Assigned task =
Below are the records; copy every line in them that holds the string "Fuente".

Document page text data
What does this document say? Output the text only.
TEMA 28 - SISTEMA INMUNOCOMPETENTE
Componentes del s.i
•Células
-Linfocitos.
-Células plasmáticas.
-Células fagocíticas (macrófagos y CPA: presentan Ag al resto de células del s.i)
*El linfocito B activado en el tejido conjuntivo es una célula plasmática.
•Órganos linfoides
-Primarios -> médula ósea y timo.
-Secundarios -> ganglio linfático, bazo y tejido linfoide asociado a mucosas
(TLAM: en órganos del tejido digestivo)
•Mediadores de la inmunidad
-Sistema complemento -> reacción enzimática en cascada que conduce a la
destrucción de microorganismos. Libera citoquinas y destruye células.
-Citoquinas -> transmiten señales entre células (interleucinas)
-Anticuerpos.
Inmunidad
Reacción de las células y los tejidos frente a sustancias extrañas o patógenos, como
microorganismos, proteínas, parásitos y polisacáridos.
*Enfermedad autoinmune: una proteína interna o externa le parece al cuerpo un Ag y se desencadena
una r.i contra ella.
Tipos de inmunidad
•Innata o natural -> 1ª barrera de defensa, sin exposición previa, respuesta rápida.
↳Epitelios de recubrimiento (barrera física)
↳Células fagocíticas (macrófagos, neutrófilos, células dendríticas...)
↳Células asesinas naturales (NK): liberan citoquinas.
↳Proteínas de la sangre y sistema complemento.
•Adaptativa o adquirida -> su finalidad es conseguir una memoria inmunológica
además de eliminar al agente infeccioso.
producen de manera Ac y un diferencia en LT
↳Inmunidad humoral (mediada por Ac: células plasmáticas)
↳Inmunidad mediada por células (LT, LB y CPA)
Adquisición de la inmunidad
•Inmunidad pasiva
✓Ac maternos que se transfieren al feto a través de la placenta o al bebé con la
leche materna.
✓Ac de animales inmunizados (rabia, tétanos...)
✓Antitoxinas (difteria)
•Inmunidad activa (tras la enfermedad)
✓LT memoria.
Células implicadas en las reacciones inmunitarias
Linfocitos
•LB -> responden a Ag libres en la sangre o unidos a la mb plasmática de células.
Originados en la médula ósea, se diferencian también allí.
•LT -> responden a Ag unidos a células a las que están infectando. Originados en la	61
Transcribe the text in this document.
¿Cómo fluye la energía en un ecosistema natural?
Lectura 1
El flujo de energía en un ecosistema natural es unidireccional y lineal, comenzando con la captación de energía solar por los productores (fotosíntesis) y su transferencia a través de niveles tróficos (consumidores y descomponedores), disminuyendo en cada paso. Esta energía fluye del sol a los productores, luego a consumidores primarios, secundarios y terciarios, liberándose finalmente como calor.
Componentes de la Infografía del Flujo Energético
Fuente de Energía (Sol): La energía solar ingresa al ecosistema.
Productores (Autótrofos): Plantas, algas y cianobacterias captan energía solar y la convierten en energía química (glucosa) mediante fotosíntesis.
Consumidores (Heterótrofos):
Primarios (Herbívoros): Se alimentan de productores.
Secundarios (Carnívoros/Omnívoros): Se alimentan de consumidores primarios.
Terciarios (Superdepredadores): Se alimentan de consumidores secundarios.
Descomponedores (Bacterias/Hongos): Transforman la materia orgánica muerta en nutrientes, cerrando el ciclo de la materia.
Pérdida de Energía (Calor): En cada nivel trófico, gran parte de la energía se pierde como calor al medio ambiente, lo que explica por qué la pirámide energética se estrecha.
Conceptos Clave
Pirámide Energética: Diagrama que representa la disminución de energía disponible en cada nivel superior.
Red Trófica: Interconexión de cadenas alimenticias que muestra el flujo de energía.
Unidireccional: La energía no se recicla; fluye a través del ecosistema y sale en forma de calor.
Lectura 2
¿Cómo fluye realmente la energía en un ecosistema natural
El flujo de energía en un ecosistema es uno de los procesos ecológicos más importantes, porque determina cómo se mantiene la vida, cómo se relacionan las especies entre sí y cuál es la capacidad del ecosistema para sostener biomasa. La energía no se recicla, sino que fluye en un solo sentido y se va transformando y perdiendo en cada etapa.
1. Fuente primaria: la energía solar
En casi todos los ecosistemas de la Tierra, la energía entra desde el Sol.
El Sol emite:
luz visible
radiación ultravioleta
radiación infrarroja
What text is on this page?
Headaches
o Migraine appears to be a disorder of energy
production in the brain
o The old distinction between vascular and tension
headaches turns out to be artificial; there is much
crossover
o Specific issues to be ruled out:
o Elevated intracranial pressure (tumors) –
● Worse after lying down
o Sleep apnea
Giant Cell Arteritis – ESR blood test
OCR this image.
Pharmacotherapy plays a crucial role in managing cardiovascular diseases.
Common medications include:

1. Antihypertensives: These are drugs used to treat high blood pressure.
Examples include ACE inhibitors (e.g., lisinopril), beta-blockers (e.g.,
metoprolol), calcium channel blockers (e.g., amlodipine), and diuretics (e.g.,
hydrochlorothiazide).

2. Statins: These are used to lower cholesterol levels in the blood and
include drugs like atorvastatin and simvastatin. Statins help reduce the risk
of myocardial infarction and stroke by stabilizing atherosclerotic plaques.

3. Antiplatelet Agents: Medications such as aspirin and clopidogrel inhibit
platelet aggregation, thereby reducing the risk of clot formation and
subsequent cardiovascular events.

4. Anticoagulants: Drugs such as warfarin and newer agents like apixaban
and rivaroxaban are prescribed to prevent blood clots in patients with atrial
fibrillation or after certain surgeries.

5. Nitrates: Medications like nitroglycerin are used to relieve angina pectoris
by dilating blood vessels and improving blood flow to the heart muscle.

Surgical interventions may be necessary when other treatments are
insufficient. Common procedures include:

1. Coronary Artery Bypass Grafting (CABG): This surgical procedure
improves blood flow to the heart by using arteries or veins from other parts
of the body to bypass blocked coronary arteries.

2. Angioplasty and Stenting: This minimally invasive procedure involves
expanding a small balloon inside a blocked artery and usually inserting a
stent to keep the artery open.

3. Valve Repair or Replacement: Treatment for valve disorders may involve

Your response =
Fuente de Energía (Sol): La energía solar ingresa al ecosistema.
1. Fuente primaria: la energía solar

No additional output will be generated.